**PROBLEM REQUIREMENTS:**
The entries below are to be repeated exactly as they stand.

**Items from a figure collection:**
+===+
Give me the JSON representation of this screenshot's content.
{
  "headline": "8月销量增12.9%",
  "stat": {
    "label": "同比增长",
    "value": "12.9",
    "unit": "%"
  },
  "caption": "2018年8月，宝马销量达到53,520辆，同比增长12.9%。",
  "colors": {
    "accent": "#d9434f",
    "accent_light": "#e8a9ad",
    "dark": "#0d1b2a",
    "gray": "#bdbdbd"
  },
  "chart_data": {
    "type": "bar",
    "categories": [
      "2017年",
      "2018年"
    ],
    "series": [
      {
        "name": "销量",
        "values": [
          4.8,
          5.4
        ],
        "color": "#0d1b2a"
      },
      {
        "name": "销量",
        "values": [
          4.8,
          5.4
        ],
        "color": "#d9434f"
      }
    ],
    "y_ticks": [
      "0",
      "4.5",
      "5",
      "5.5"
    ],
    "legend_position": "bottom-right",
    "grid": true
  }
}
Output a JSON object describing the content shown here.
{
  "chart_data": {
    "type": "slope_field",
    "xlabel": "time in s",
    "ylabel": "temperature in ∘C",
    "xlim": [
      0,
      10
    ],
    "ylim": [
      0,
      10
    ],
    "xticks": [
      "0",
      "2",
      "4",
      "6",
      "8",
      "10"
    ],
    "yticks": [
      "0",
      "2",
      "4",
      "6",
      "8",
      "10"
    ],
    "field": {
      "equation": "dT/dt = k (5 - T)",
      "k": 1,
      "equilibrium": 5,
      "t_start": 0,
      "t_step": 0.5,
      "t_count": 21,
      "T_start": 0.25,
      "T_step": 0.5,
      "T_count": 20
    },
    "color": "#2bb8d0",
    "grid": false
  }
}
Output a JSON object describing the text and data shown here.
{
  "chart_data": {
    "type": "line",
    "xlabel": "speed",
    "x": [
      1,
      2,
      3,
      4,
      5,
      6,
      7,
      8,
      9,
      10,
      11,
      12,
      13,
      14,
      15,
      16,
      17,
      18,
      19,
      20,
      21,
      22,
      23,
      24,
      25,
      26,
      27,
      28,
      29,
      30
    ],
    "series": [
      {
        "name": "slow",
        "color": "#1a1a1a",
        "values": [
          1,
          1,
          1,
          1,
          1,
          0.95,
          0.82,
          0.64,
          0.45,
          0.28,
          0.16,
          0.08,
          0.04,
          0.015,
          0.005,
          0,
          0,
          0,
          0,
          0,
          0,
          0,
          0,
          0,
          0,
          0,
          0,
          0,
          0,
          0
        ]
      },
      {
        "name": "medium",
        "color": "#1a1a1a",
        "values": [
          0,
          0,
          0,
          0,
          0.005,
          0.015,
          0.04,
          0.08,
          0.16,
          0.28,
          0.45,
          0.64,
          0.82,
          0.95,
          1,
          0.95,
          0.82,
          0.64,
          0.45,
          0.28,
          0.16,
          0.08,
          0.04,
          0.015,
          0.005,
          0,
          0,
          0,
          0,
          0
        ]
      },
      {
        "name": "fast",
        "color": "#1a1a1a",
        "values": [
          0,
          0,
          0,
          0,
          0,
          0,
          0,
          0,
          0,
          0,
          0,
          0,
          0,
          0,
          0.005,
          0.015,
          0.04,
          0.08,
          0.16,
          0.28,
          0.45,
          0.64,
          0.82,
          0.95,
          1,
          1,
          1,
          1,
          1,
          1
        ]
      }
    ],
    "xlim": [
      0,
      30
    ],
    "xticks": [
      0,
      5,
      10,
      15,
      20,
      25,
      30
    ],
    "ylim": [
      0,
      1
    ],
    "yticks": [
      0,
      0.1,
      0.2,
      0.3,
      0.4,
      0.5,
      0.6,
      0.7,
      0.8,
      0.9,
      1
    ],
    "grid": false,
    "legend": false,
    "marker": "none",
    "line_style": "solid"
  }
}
+===+
**ANSWER TO THIS PROBLEM:**
Give me the JSON representation of this screenshot's content.
{
  "headline": "8月销量增12.9%",
  "stat": {
    "label": "同比增长",
    "value": "12.9",
    "unit": "%"
  },
  "caption": "2018年8月，宝马销量达到53,520辆，同比增长12.9%。",
  "colors": {
    "accent": "#d9434f",
    "accent_light": "#e8a9ad",
    "dark": "#0d1b2a",
    "gray": "#bdbdbd"
  },
  "chart_data": {
    "type": "bar",
    "categories": [
      "2017年",
      "2018年"
    ],
    "series": [
      {
        "name": "销量",
        "values": [
          4.8,
          5.4
        ],
        "color": "#0d1b2a"
      },
      {
        "name": "销量",
        "values": [
          4.8,
          5.4
        ],
        "color": "#d9434f"
      }
    ],
    "y_ticks": [
      "0",
      "4.5",
      "5",
      "5.5"
    ],
    "legend_position": "bottom-right",
    "grid": true
  }
}
Output a JSON object describing the content shown here.
{
  "chart_data": {
    "type": "slope_field",
    "xlabel": "time in s",
    "ylabel": "temperature in ∘C",
    "xlim": [
      0,
      10
    ],
    "ylim": [
      0,
      10
    ],
    "xticks": [
      "0",
      "2",
      "4",
      "6",
      "8",
      "10"
    ],
    "yticks": [
      "0",
      "2",
      "4",
      "6",
      "8",
      "10"
    ],
    "field": {
      "equation": "dT/dt = k (5 - T)",
      "k": 1,
      "equilibrium": 5,
      "t_start": 0,
      "t_step": 0.5,
      "t_count": 21,
      "T_start": 0.25,
      "T_step": 0.5,
      "T_count": 20
    },
    "color": "#2bb8d0",
    "grid": false
  }
}
Output a JSON object describing the text and data shown here.
{
  "chart_data": {
    "type": "line",
    "xlabel": "speed",
    "x": [
      1,
      2,
      3,
      4,
      5,
      6,
      7,
      8,
      9,
      10,
      11,
      12,
      13,
      14,
      15,
      16,
      17,
      18,
      19,
      20,
      21,
      22,
      23,
      24,
      25,
      26,
      27,
      28,
      29,
      30
    ],
    "series": [
      {
        "name": "slow",
        "color": "#1a1a1a",
        "values": [
          1,
          1,
          1,
          1,
          1,
          0.95,
          0.82,
          0.64,
          0.45,
          0.28,
          0.16,
          0.08,
          0.04,
          0.015,
          0.005,
          0,
          0,
          0,
          0,
          0,
          0,
          0,
          0,
          0,
          0,
          0,
          0,
          0,
          0,
          0
        ]
      },
      {
        "name": "medium",
        "color": "#1a1a1a",
        "values": [
          0,
          0,
          0,
          0,
          0.005,
          0.015,
          0.04,
          0.08,
          0.16,
          0.28,
          0.45,
          0.64,
          0.82,
          0.95,
          1,
          0.95,
          0.82,
          0.64,
          0.45,
          0.28,
          0.16,
          0.08,
          0.04,
          0.015,
          0.005,
          0,
          0,
          0,
          0,
          0
        ]
      },
      {
        "name": "fast",
        "color": "#1a1a1a",
        "values": [
          0,
          0,
          0,
          0,
          0,
          0,
          0,
          0,
          0,
          0,
          0,
          0,
          0,
          0,
          0.005,
          0.015,
          0.04,
          0.08,
          0.16,
          0.28,
          0.45,
          0.64,
          0.82,
          0.95,
          1,
          1,
          1,
          1,
          1,
          1
        ]
      }
    ],
    "xlim": [
      0,
      30
    ],
    "xticks": [
      0,
      5,
      10,
      15,
      20,
      25,
      30
    ],
    "ylim": [
      0,
      1
    ],
    "yticks": [
      0,
      0.1,
      0.2,
      0.3,
      0.4,
      0.5,
      0.6,
      0.7,
      0.8,
      0.9,
      1
    ],
    "grid": false,
    "legend": false,
    "marker": "none",
    "line_style": "solid"
  }
}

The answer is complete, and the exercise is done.